Aim of the exercise: Skip every image and restate the data word for word.

Data entries for graphics:
*-*-*

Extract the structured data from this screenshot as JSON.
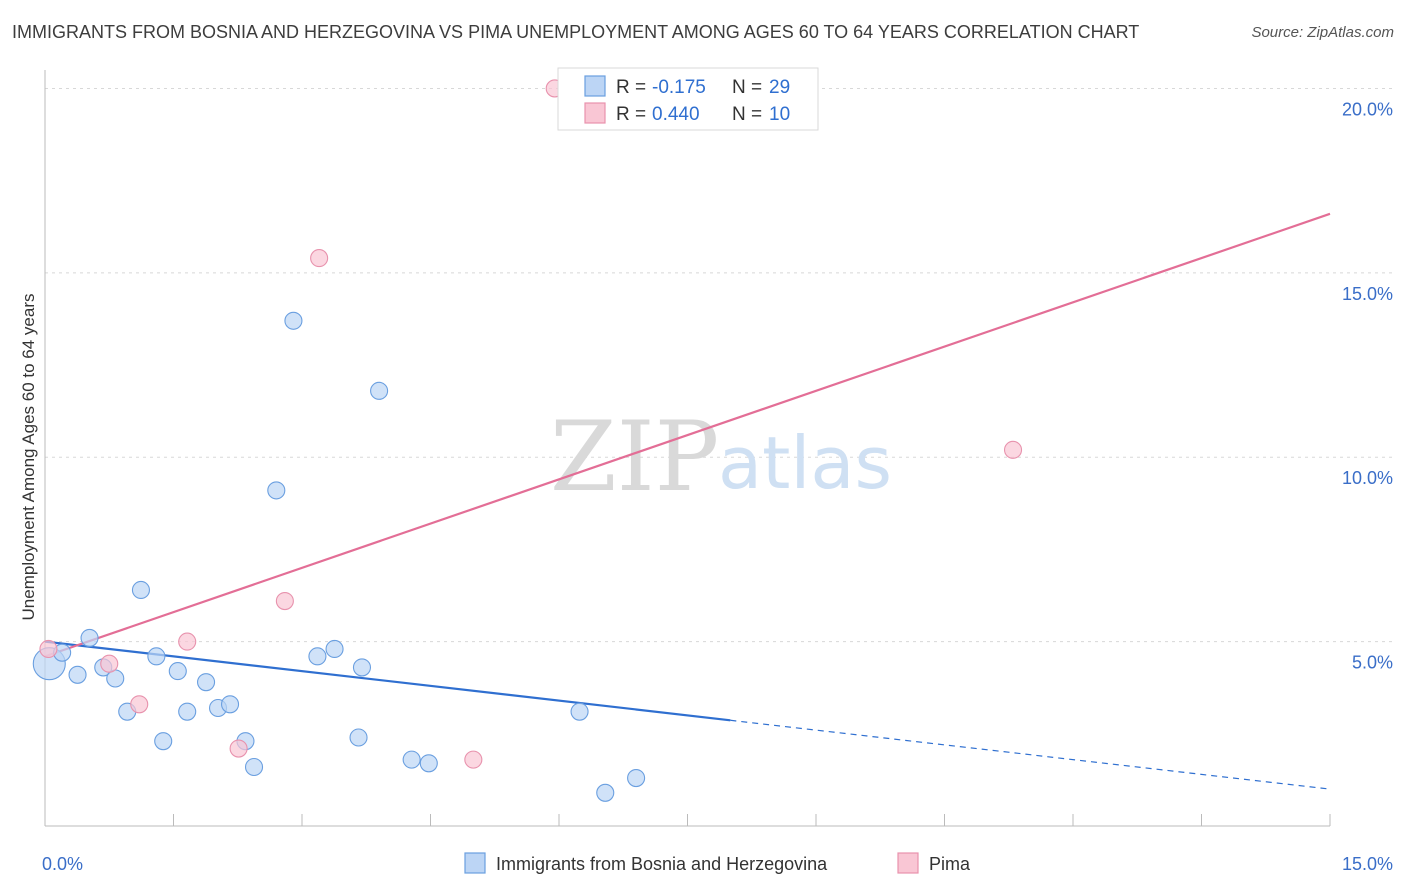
{
  "title": "IMMIGRANTS FROM BOSNIA AND HERZEGOVINA VS PIMA UNEMPLOYMENT AMONG AGES 60 TO 64 YEARS CORRELATION CHART",
  "source": "Source: ZipAtlas.com",
  "watermark": {
    "zip": "ZIP",
    "atlas": "atlas"
  },
  "colors": {
    "blue_fill": "#bcd5f5",
    "blue_stroke": "#6a9fe0",
    "blue_line": "#2f6fd0",
    "pink_fill": "#f9c6d4",
    "pink_stroke": "#e892ad",
    "pink_line": "#e36e96",
    "grid": "#d8d8d8",
    "axis": "#bbbbbb"
  },
  "legend": [
    {
      "series": "blue",
      "r_label": "R = ",
      "r_value": "-0.175",
      "n_label": "N = ",
      "n_value": "29"
    },
    {
      "series": "pink",
      "r_label": "R = ",
      "r_value": "0.440",
      "n_label": "N = ",
      "n_value": "10"
    }
  ],
  "chart_data": {
    "type": "scatter",
    "title": "IMMIGRANTS FROM BOSNIA AND HERZEGOVINA VS PIMA UNEMPLOYMENT AMONG AGES 60 TO 64 YEARS CORRELATION CHART",
    "xlabel": "",
    "ylabel": "Unemployment Among Ages 60 to 64 years",
    "xlim": [
      0,
      15
    ],
    "ylim": [
      0,
      20.5
    ],
    "x_tick_labels": [
      {
        "value": 0,
        "label": "0.0%"
      },
      {
        "value": 15,
        "label": "15.0%"
      }
    ],
    "y_tick_labels": [
      {
        "value": 5,
        "label": "5.0%"
      },
      {
        "value": 10,
        "label": "10.0%"
      },
      {
        "value": 15,
        "label": "15.0%"
      },
      {
        "value": 20,
        "label": "20.0%"
      }
    ],
    "x_minor_ticks": [
      1.5,
      3.0,
      4.5,
      6.0,
      7.5,
      9.0,
      10.5,
      12.0,
      13.5,
      15.0
    ],
    "y_gridlines": [
      5,
      10,
      15,
      20
    ],
    "legend_position": "bottom-center",
    "series": [
      {
        "name": "Immigrants from Bosnia and Herzegovina",
        "color": "blue",
        "points": [
          {
            "x": 0.05,
            "y": 4.4,
            "size": "large"
          },
          {
            "x": 0.2,
            "y": 4.7
          },
          {
            "x": 0.38,
            "y": 4.1
          },
          {
            "x": 0.52,
            "y": 5.1
          },
          {
            "x": 0.68,
            "y": 4.3
          },
          {
            "x": 0.82,
            "y": 4.0
          },
          {
            "x": 0.96,
            "y": 3.1
          },
          {
            "x": 1.12,
            "y": 6.4
          },
          {
            "x": 1.3,
            "y": 4.6
          },
          {
            "x": 1.38,
            "y": 2.3
          },
          {
            "x": 1.55,
            "y": 4.2
          },
          {
            "x": 1.66,
            "y": 3.1
          },
          {
            "x": 1.88,
            "y": 3.9
          },
          {
            "x": 2.02,
            "y": 3.2
          },
          {
            "x": 2.16,
            "y": 3.3
          },
          {
            "x": 2.34,
            "y": 2.3
          },
          {
            "x": 2.44,
            "y": 1.6
          },
          {
            "x": 2.7,
            "y": 9.1
          },
          {
            "x": 2.9,
            "y": 13.7
          },
          {
            "x": 3.18,
            "y": 4.6
          },
          {
            "x": 3.38,
            "y": 4.8
          },
          {
            "x": 3.66,
            "y": 2.4
          },
          {
            "x": 3.7,
            "y": 4.3
          },
          {
            "x": 3.9,
            "y": 11.8
          },
          {
            "x": 4.28,
            "y": 1.8
          },
          {
            "x": 4.48,
            "y": 1.7
          },
          {
            "x": 6.24,
            "y": 3.1
          },
          {
            "x": 6.54,
            "y": 0.9
          },
          {
            "x": 6.9,
            "y": 1.3
          }
        ],
        "trend": {
          "x0": 0.0,
          "y0": 5.0,
          "x_solid_end": 8.0,
          "x1": 15.0,
          "y1": 1.0
        }
      },
      {
        "name": "Pima",
        "color": "pink",
        "points": [
          {
            "x": 0.04,
            "y": 4.8
          },
          {
            "x": 0.75,
            "y": 4.4
          },
          {
            "x": 1.1,
            "y": 3.3
          },
          {
            "x": 1.66,
            "y": 5.0
          },
          {
            "x": 2.26,
            "y": 2.1
          },
          {
            "x": 2.8,
            "y": 6.1
          },
          {
            "x": 3.2,
            "y": 15.4
          },
          {
            "x": 5.0,
            "y": 1.8
          },
          {
            "x": 5.95,
            "y": 20.0
          },
          {
            "x": 11.3,
            "y": 10.2
          }
        ],
        "trend": {
          "x0": 0.0,
          "y0": 4.6,
          "x1": 15.0,
          "y1": 16.6
        }
      }
    ]
  }
}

*-*-*

Task result:
Extract the structured data from this screenshot as JSON.
{
  "title": "IMMIGRANTS FROM BOSNIA AND HERZEGOVINA VS PIMA UNEMPLOYMENT AMONG AGES 60 TO 64 YEARS CORRELATION CHART",
  "source": "Source: ZipAtlas.com",
  "watermark": {
    "zip": "ZIP",
    "atlas": "atlas"
  },
  "colors": {
    "blue_fill": "#bcd5f5",
    "blue_stroke": "#6a9fe0",
    "blue_line": "#2f6fd0",
    "pink_fill": "#f9c6d4",
    "pink_stroke": "#e892ad",
    "pink_line": "#e36e96",
    "grid": "#d8d8d8",
    "axis": "#bbbbbb"
  },
  "legend": [
    {
      "series": "blue",
      "r_label": "R = ",
      "r_value": "-0.175",
      "n_label": "N = ",
      "n_value": "29"
    },
    {
      "series": "pink",
      "r_label": "R = ",
      "r_value": "0.440",
      "n_label": "N = ",
      "n_value": "10"
    }
  ],
  "chart_data": {
    "type": "scatter",
    "title": "IMMIGRANTS FROM BOSNIA AND HERZEGOVINA VS PIMA UNEMPLOYMENT AMONG AGES 60 TO 64 YEARS CORRELATION CHART",
    "xlabel": "",
    "ylabel": "Unemployment Among Ages 60 to 64 years",
    "xlim": [
      0,
      15
    ],
    "ylim": [
      0,
      20.5
    ],
    "x_tick_labels": [
      {
        "value": 0,
        "label": "0.0%"
      },
      {
        "value": 15,
        "label": "15.0%"
      }
    ],
    "y_tick_labels": [
      {
        "value": 5,
        "label": "5.0%"
      },
      {
        "value": 10,
        "label": "10.0%"
      },
      {
        "value": 15,
        "label": "15.0%"
      },
      {
        "value": 20,
        "label": "20.0%"
      }
    ],
    "x_minor_ticks": [
      1.5,
      3.0,
      4.5,
      6.0,
      7.5,
      9.0,
      10.5,
      12.0,
      13.5,
      15.0
    ],
    "y_gridlines": [
      5,
      10,
      15,
      20
    ],
    "legend_position": "bottom-center",
    "series": [
      {
        "name": "Immigrants from Bosnia and Herzegovina",
        "color": "blue",
        "points": [
          {
            "x": 0.05,
            "y": 4.4,
            "size": "large"
          },
          {
            "x": 0.2,
            "y": 4.7
          },
          {
            "x": 0.38,
            "y": 4.1
          },
          {
            "x": 0.52,
            "y": 5.1
          },
          {
            "x": 0.68,
            "y": 4.3
          },
          {
            "x": 0.82,
            "y": 4.0
          },
          {
            "x": 0.96,
            "y": 3.1
          },
          {
            "x": 1.12,
            "y": 6.4
          },
          {
            "x": 1.3,
            "y": 4.6
          },
          {
            "x": 1.38,
            "y": 2.3
          },
          {
            "x": 1.55,
            "y": 4.2
          },
          {
            "x": 1.66,
            "y": 3.1
          },
          {
            "x": 1.88,
            "y": 3.9
          },
          {
            "x": 2.02,
            "y": 3.2
          },
          {
            "x": 2.16,
            "y": 3.3
          },
          {
            "x": 2.34,
            "y": 2.3
          },
          {
            "x": 2.44,
            "y": 1.6
          },
          {
            "x": 2.7,
            "y": 9.1
          },
          {
            "x": 2.9,
            "y": 13.7
          },
          {
            "x": 3.18,
            "y": 4.6
          },
          {
            "x": 3.38,
            "y": 4.8
          },
          {
            "x": 3.66,
            "y": 2.4
          },
          {
            "x": 3.7,
            "y": 4.3
          },
          {
            "x": 3.9,
            "y": 11.8
          },
          {
            "x": 4.28,
            "y": 1.8
          },
          {
            "x": 4.48,
            "y": 1.7
          },
          {
            "x": 6.24,
            "y": 3.1
          },
          {
            "x": 6.54,
            "y": 0.9
          },
          {
            "x": 6.9,
            "y": 1.3
          }
        ],
        "trend": {
          "x0": 0.0,
          "y0": 5.0,
          "x_solid_end": 8.0,
          "x1": 15.0,
          "y1": 1.0
        }
      },
      {
        "name": "Pima",
        "color": "pink",
        "points": [
          {
            "x": 0.04,
            "y": 4.8
          },
          {
            "x": 0.75,
            "y": 4.4
          },
          {
            "x": 1.1,
            "y": 3.3
          },
          {
            "x": 1.66,
            "y": 5.0
          },
          {
            "x": 2.26,
            "y": 2.1
          },
          {
            "x": 2.8,
            "y": 6.1
          },
          {
            "x": 3.2,
            "y": 15.4
          },
          {
            "x": 5.0,
            "y": 1.8
          },
          {
            "x": 5.95,
            "y": 20.0
          },
          {
            "x": 11.3,
            "y": 10.2
          }
        ],
        "trend": {
          "x0": 0.0,
          "y0": 4.6,
          "x1": 15.0,
          "y1": 16.6
        }
      }
    ]
  }
}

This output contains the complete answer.